(Collected data)
[Start of Attachment]

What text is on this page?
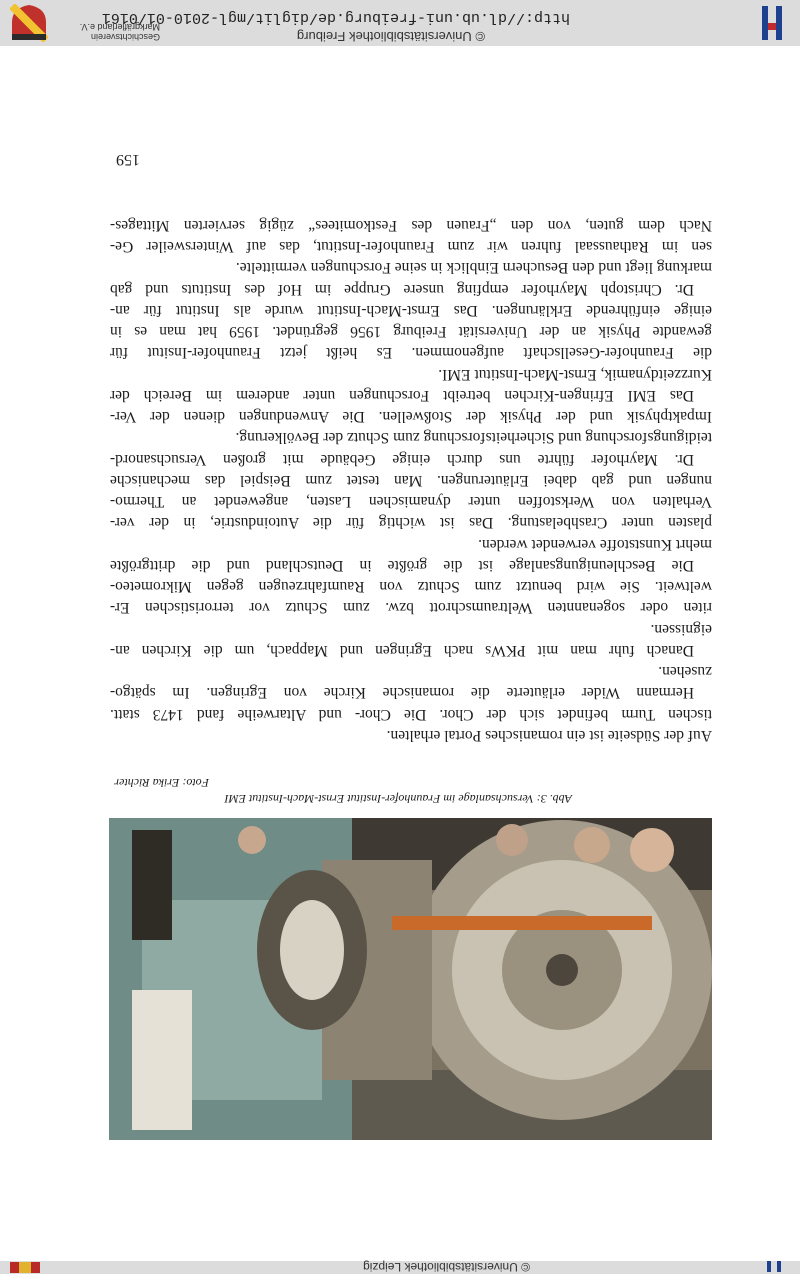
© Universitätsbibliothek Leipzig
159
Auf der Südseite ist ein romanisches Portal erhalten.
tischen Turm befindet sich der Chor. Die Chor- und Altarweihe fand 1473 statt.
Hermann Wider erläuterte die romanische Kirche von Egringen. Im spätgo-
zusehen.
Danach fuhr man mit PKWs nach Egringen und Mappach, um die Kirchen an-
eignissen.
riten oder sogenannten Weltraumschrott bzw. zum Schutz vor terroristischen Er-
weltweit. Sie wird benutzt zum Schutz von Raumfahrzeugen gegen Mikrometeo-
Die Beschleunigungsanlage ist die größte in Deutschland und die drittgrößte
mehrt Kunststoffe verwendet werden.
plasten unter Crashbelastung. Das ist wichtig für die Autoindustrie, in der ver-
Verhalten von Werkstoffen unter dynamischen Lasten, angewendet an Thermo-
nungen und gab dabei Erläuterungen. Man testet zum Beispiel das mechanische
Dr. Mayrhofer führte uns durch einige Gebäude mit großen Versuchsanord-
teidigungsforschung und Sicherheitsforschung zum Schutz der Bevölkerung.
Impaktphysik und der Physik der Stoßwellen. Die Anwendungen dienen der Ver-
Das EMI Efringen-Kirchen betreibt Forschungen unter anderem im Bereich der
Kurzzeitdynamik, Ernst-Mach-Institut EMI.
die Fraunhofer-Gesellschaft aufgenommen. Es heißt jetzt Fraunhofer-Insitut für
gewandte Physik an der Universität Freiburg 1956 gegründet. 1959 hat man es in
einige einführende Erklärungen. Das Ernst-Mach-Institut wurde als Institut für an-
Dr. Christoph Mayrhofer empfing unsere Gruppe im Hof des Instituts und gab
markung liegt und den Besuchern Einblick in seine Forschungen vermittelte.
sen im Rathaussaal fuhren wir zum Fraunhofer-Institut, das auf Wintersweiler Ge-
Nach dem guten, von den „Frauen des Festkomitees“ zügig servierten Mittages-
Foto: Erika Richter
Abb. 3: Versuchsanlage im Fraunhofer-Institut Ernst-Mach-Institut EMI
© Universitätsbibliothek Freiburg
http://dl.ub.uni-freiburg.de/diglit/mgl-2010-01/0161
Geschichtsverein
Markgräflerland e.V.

[End of Attachment]

* _YOUR INSTRUCTIONS_:
Without including any pictures, output all the entries above exactly.

* _RESULT FOR THIS TASK_:
What text is on this page?
© Universitätsbibliothek Leipzig
159
Auf der Südseite ist ein romanisches Portal erhalten.
tischen Turm befindet sich der Chor. Die Chor- und Altarweihe fand 1473 statt.
Hermann Wider erläuterte die romanische Kirche von Egringen. Im spätgo-
zusehen.
Danach fuhr man mit PKWs nach Egringen und Mappach, um die Kirchen an-
eignissen.
riten oder sogenannten Weltraumschrott bzw. zum Schutz vor terroristischen Er-
weltweit. Sie wird benutzt zum Schutz von Raumfahrzeugen gegen Mikrometeo-
Die Beschleunigungsanlage ist die größte in Deutschland und die drittgrößte
mehrt Kunststoffe verwendet werden.
plasten unter Crashbelastung. Das ist wichtig für die Autoindustrie, in der ver-
Verhalten von Werkstoffen unter dynamischen Lasten, angewendet an Thermo-
nungen und gab dabei Erläuterungen. Man testet zum Beispiel das mechanische
Dr. Mayrhofer führte uns durch einige Gebäude mit großen Versuchsanord-
teidigungsforschung und Sicherheitsforschung zum Schutz der Bevölkerung.
Impaktphysik und der Physik der Stoßwellen. Die Anwendungen dienen der Ver-
Das EMI Efringen-Kirchen betreibt Forschungen unter anderem im Bereich der
Kurzzeitdynamik, Ernst-Mach-Institut EMI.
die Fraunhofer-Gesellschaft aufgenommen. Es heißt jetzt Fraunhofer-Insitut für
gewandte Physik an der Universität Freiburg 1956 gegründet. 1959 hat man es in
einige einführende Erklärungen. Das Ernst-Mach-Institut wurde als Institut für an-
Dr. Christoph Mayrhofer empfing unsere Gruppe im Hof des Instituts und gab
markung liegt und den Besuchern Einblick in seine Forschungen vermittelte.
sen im Rathaussaal fuhren wir zum Fraunhofer-Institut, das auf Wintersweiler Ge-
Nach dem guten, von den „Frauen des Festkomitees“ zügig servierten Mittages-
Foto: Erika Richter
Abb. 3: Versuchsanlage im Fraunhofer-Institut Ernst-Mach-Institut EMI
© Universitätsbibliothek Freiburg
http://dl.ub.uni-freiburg.de/diglit/mgl-2010-01/0161
Geschichtsverein
Markgräflerland e.V.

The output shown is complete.